● EXERCISE PROMPT
Output the material below in full, exactly as it is.
-- start --
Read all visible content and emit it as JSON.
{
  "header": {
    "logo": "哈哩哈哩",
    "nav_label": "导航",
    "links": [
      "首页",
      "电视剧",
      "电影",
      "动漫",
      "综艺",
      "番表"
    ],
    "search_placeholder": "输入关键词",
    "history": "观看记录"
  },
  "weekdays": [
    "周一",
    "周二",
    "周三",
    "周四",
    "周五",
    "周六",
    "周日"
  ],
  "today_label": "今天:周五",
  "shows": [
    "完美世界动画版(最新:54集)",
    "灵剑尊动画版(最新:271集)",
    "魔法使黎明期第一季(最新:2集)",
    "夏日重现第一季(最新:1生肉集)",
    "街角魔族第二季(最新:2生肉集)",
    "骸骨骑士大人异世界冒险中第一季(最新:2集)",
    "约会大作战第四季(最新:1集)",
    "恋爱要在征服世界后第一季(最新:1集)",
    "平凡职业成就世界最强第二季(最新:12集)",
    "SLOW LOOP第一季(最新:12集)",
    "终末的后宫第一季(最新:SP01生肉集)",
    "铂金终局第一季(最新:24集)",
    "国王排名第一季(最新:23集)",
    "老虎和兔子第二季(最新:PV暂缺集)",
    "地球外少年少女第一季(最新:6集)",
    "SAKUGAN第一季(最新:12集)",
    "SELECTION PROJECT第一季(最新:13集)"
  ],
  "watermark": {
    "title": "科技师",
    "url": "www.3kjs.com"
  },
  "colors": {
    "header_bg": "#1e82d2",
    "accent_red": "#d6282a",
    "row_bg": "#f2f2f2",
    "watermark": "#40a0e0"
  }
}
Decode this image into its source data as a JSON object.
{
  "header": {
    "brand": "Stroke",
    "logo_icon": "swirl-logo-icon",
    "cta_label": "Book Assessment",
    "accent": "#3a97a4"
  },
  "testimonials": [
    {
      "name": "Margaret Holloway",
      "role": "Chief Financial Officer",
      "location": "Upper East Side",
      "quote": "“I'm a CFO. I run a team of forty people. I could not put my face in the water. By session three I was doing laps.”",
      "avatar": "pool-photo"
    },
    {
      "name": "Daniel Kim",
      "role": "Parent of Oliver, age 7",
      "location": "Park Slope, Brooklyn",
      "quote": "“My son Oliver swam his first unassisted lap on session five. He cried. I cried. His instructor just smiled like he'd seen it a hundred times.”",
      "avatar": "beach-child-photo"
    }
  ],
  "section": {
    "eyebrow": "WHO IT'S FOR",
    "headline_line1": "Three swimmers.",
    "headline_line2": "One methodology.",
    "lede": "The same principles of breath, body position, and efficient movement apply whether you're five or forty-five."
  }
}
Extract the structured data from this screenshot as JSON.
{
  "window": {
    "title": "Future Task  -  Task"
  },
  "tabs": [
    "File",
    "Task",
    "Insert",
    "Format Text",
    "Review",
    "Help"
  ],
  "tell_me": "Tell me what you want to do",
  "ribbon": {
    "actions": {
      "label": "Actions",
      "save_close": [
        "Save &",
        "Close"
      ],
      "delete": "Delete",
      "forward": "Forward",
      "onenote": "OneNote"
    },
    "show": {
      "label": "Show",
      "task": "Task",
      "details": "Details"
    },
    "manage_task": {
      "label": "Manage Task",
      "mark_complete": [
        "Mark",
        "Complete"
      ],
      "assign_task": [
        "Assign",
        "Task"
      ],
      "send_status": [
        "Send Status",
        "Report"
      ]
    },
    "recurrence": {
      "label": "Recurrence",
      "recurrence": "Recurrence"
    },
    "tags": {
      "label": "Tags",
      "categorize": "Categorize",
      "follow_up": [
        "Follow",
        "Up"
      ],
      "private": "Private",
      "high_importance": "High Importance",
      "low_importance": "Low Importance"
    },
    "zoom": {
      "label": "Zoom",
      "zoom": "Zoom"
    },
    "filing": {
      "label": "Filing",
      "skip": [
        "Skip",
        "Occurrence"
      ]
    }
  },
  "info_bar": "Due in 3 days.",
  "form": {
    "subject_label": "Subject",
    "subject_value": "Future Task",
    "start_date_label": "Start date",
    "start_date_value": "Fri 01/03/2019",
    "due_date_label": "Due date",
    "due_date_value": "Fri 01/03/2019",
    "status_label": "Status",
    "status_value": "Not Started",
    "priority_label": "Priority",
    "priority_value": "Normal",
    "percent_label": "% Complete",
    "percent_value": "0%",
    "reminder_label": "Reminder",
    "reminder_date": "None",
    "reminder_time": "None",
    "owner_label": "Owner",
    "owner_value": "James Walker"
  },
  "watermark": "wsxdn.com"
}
-- end --
● SOLUTION BELOW
Read all visible content and emit it as JSON.
{
  "header": {
    "logo": "哈哩哈哩",
    "nav_label": "导航",
    "links": [
      "首页",
      "电视剧",
      "电影",
      "动漫",
      "综艺",
      "番表"
    ],
    "search_placeholder": "输入关键词",
    "history": "观看记录"
  },
  "weekdays": [
    "周一",
    "周二",
    "周三",
    "周四",
    "周五",
    "周六",
    "周日"
  ],
  "today_label": "今天:周五",
  "shows": [
    "完美世界动画版(最新:54集)",
    "灵剑尊动画版(最新:271集)",
    "魔法使黎明期第一季(最新:2集)",
    "夏日重现第一季(最新:1生肉集)",
    "街角魔族第二季(最新:2生肉集)",
    "骸骨骑士大人异世界冒险中第一季(最新:2集)",
    "约会大作战第四季(最新:1集)",
    "恋爱要在征服世界后第一季(最新:1集)",
    "平凡职业成就世界最强第二季(最新:12集)",
    "SLOW LOOP第一季(最新:12集)",
    "终末的后宫第一季(最新:SP01生肉集)",
    "铂金终局第一季(最新:24集)",
    "国王排名第一季(最新:23集)",
    "老虎和兔子第二季(最新:PV暂缺集)",
    "地球外少年少女第一季(最新:6集)",
    "SAKUGAN第一季(最新:12集)",
    "SELECTION PROJECT第一季(最新:13集)"
  ],
  "watermark": {
    "title": "科技师",
    "url": "www.3kjs.com"
  },
  "colors": {
    "header_bg": "#1e82d2",
    "accent_red": "#d6282a",
    "row_bg": "#f2f2f2",
    "watermark": "#40a0e0"
  }
}
Decode this image into its source data as a JSON object.
{
  "header": {
    "brand": "Stroke",
    "logo_icon": "swirl-logo-icon",
    "cta_label": "Book Assessment",
    "accent": "#3a97a4"
  },
  "testimonials": [
    {
      "name": "Margaret Holloway",
      "role": "Chief Financial Officer",
      "location": "Upper East Side",
      "quote": "“I'm a CFO. I run a team of forty people. I could not put my face in the water. By session three I was doing laps.”",
      "avatar": "pool-photo"
    },
    {
      "name": "Daniel Kim",
      "role": "Parent of Oliver, age 7",
      "location": "Park Slope, Brooklyn",
      "quote": "“My son Oliver swam his first unassisted lap on session five. He cried. I cried. His instructor just smiled like he'd seen it a hundred times.”",
      "avatar": "beach-child-photo"
    }
  ],
  "section": {
    "eyebrow": "WHO IT'S FOR",
    "headline_line1": "Three swimmers.",
    "headline_line2": "One methodology.",
    "lede": "The same principles of breath, body position, and efficient movement apply whether you're five or forty-five."
  }
}
Extract the structured data from this screenshot as JSON.
{
  "window": {
    "title": "Future Task  -  Task"
  },
  "tabs": [
    "File",
    "Task",
    "Insert",
    "Format Text",
    "Review",
    "Help"
  ],
  "tell_me": "Tell me what you want to do",
  "ribbon": {
    "actions": {
      "label": "Actions",
      "save_close": [
        "Save &",
        "Close"
      ],
      "delete": "Delete",
      "forward": "Forward",
      "onenote": "OneNote"
    },
    "show": {
      "label": "Show",
      "task": "Task",
      "details": "Details"
    },
    "manage_task": {
      "label": "Manage Task",
      "mark_complete": [
        "Mark",
        "Complete"
      ],
      "assign_task": [
        "Assign",
        "Task"
      ],
      "send_status": [
        "Send Status",
        "Report"
      ]
    },
    "recurrence": {
      "label": "Recurrence",
      "recurrence": "Recurrence"
    },
    "tags": {
      "label": "Tags",
      "categorize": "Categorize",
      "follow_up": [
        "Follow",
        "Up"
      ],
      "private": "Private",
      "high_importance": "High Importance",
      "low_importance": "Low Importance"
    },
    "zoom": {
      "label": "Zoom",
      "zoom": "Zoom"
    },
    "filing": {
      "label": "Filing",
      "skip": [
        "Skip",
        "Occurrence"
      ]
    }
  },
  "info_bar": "Due in 3 days.",
  "form": {
    "subject_label": "Subject",
    "subject_value": "Future Task",
    "start_date_label": "Start date",
    "start_date_value": "Fri 01/03/2019",
    "due_date_label": "Due date",
    "due_date_value": "Fri 01/03/2019",
    "status_label": "Status",
    "status_value": "Not Started",
    "priority_label": "Priority",
    "priority_value": "Normal",
    "percent_label": "% Complete",
    "percent_value": "0%",
    "reminder_label": "Reminder",
    "reminder_date": "None",
    "reminder_time": "None",
    "owner_label": "Owner",
    "owner_value": "James Walker"
  },
  "watermark": "wsxdn.com"
}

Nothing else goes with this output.